DESCRIPTION OF THE TASK
Set each entry down verbatim, omitting images.

[Records from a data collection]
** Begin **

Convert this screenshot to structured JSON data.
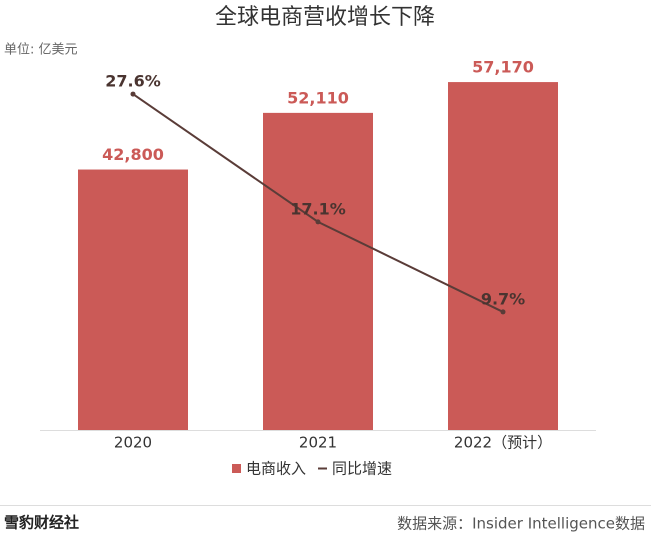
{
  "chart_data": {
    "type": "bar",
    "title": "全球电商营收增长下降",
    "unit_label": "单位: 亿美元",
    "categories": [
      "2020",
      "2021",
      "2022（预计）"
    ],
    "series": [
      {
        "name": "电商收入",
        "color": "#cb5a57",
        "values": [
          42800,
          52110,
          57170
        ],
        "value_labels": [
          "42,800",
          "52,110",
          "57,170"
        ]
      },
      {
        "name": "同比增速",
        "type": "line",
        "axis": "y2",
        "color": "#5a3c38",
        "values": [
          27.6,
          17.1,
          9.7
        ],
        "value_labels": [
          "27.6%",
          "17.1%",
          "9.7%"
        ]
      }
    ],
    "ylim": [
      0,
      70000
    ],
    "y2lim": [
      0,
      35
    ],
    "source": "数据来源：Insider Intelligence数据",
    "logo": "雪豹财经社"
  }
}
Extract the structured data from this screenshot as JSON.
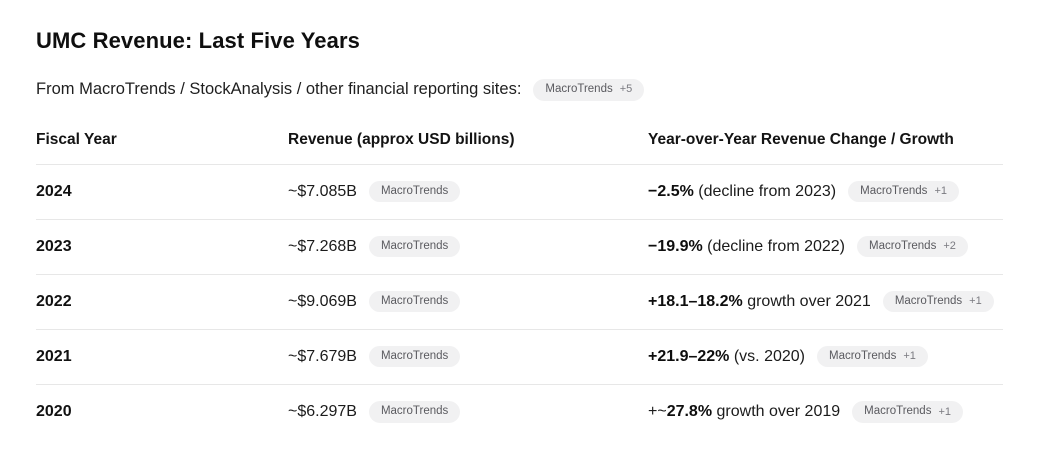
{
  "page": {
    "title": "UMC Revenue: Last Five Years",
    "subtitle": "From MacroTrends / StockAnalysis / other financial reporting sites:",
    "subtitle_badge": {
      "name": "MacroTrends",
      "count": "+5"
    }
  },
  "colors": {
    "badge_bg": "#f1f1f2",
    "badge_text": "#5a5a5f",
    "separator": "#e7e7e7"
  },
  "table": {
    "columns": [
      "Fiscal Year",
      "Revenue (approx USD billions)",
      "Year-over-Year Revenue Change / Growth"
    ],
    "rows": [
      {
        "year": "2024",
        "revenue": "~$7.085B",
        "revenue_badge": {
          "name": "MacroTrends",
          "count": ""
        },
        "growth": {
          "pre": "",
          "bold": "−2.5%",
          "rest": " (decline from 2023)"
        },
        "growth_badge": {
          "name": "MacroTrends",
          "count": "+1"
        }
      },
      {
        "year": "2023",
        "revenue": "~$7.268B",
        "revenue_badge": {
          "name": "MacroTrends",
          "count": ""
        },
        "growth": {
          "pre": "",
          "bold": "−19.9%",
          "rest": " (decline from 2022)"
        },
        "growth_badge": {
          "name": "MacroTrends",
          "count": "+2"
        }
      },
      {
        "year": "2022",
        "revenue": "~$9.069B",
        "revenue_badge": {
          "name": "MacroTrends",
          "count": ""
        },
        "growth": {
          "pre": "",
          "bold": "+18.1–18.2%",
          "rest": " growth over 2021"
        },
        "growth_badge": {
          "name": "MacroTrends",
          "count": "+1"
        }
      },
      {
        "year": "2021",
        "revenue": "~$7.679B",
        "revenue_badge": {
          "name": "MacroTrends",
          "count": ""
        },
        "growth": {
          "pre": "",
          "bold": "+21.9–22%",
          "rest": " (vs. 2020)"
        },
        "growth_badge": {
          "name": "MacroTrends",
          "count": "+1"
        }
      },
      {
        "year": "2020",
        "revenue": "~$6.297B",
        "revenue_badge": {
          "name": "MacroTrends",
          "count": ""
        },
        "growth": {
          "pre": "+~",
          "bold": "27.8%",
          "rest": " growth over 2019"
        },
        "growth_badge": {
          "name": "MacroTrends",
          "count": "+1"
        }
      }
    ]
  }
}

** End **

RESPONSE TO THIS TASK
Convert this screenshot to structured JSON data.
{
  "chart_data": {
    "type": "bar",
    "title": "全球电商营收增长下降",
    "unit_label": "单位: 亿美元",
    "categories": [
      "2020",
      "2021",
      "2022（预计）"
    ],
    "series": [
      {
        "name": "电商收入",
        "color": "#cb5a57",
        "values": [
          42800,
          52110,
          57170
        ],
        "value_labels": [
          "42,800",
          "52,110",
          "57,170"
        ]
      },
      {
        "name": "同比增速",
        "type": "line",
        "axis": "y2",
        "color": "#5a3c38",
        "values": [
          27.6,
          17.1,
          9.7
        ],
        "value_labels": [
          "27.6%",
          "17.1%",
          "9.7%"
        ]
      }
    ],
    "ylim": [
      0,
      70000
    ],
    "y2lim": [
      0,
      35
    ],
    "source": "数据来源：Insider Intelligence数据",
    "logo": "雪豹财经社"
  }
}
Extract the structured data from this screenshot as JSON.
{
  "page": {
    "title": "UMC Revenue: Last Five Years",
    "subtitle": "From MacroTrends / StockAnalysis / other financial reporting sites:",
    "subtitle_badge": {
      "name": "MacroTrends",
      "count": "+5"
    }
  },
  "colors": {
    "badge_bg": "#f1f1f2",
    "badge_text": "#5a5a5f",
    "separator": "#e7e7e7"
  },
  "table": {
    "columns": [
      "Fiscal Year",
      "Revenue (approx USD billions)",
      "Year-over-Year Revenue Change / Growth"
    ],
    "rows": [
      {
        "year": "2024",
        "revenue": "~$7.085B",
        "revenue_badge": {
          "name": "MacroTrends",
          "count": ""
        },
        "growth": {
          "pre": "",
          "bold": "−2.5%",
          "rest": " (decline from 2023)"
        },
        "growth_badge": {
          "name": "MacroTrends",
          "count": "+1"
        }
      },
      {
        "year": "2023",
        "revenue": "~$7.268B",
        "revenue_badge": {
          "name": "MacroTrends",
          "count": ""
        },
        "growth": {
          "pre": "",
          "bold": "−19.9%",
          "rest": " (decline from 2022)"
        },
        "growth_badge": {
          "name": "MacroTrends",
          "count": "+2"
        }
      },
      {
        "year": "2022",
        "revenue": "~$9.069B",
        "revenue_badge": {
          "name": "MacroTrends",
          "count": ""
        },
        "growth": {
          "pre": "",
          "bold": "+18.1–18.2%",
          "rest": " growth over 2021"
        },
        "growth_badge": {
          "name": "MacroTrends",
          "count": "+1"
        }
      },
      {
        "year": "2021",
        "revenue": "~$7.679B",
        "revenue_badge": {
          "name": "MacroTrends",
          "count": ""
        },
        "growth": {
          "pre": "",
          "bold": "+21.9–22%",
          "rest": " (vs. 2020)"
        },
        "growth_badge": {
          "name": "MacroTrends",
          "count": "+1"
        }
      },
      {
        "year": "2020",
        "revenue": "~$6.297B",
        "revenue_badge": {
          "name": "MacroTrends",
          "count": ""
        },
        "growth": {
          "pre": "+~",
          "bold": "27.8%",
          "rest": " growth over 2019"
        },
        "growth_badge": {
          "name": "MacroTrends",
          "count": "+1"
        }
      }
    ]
  }
}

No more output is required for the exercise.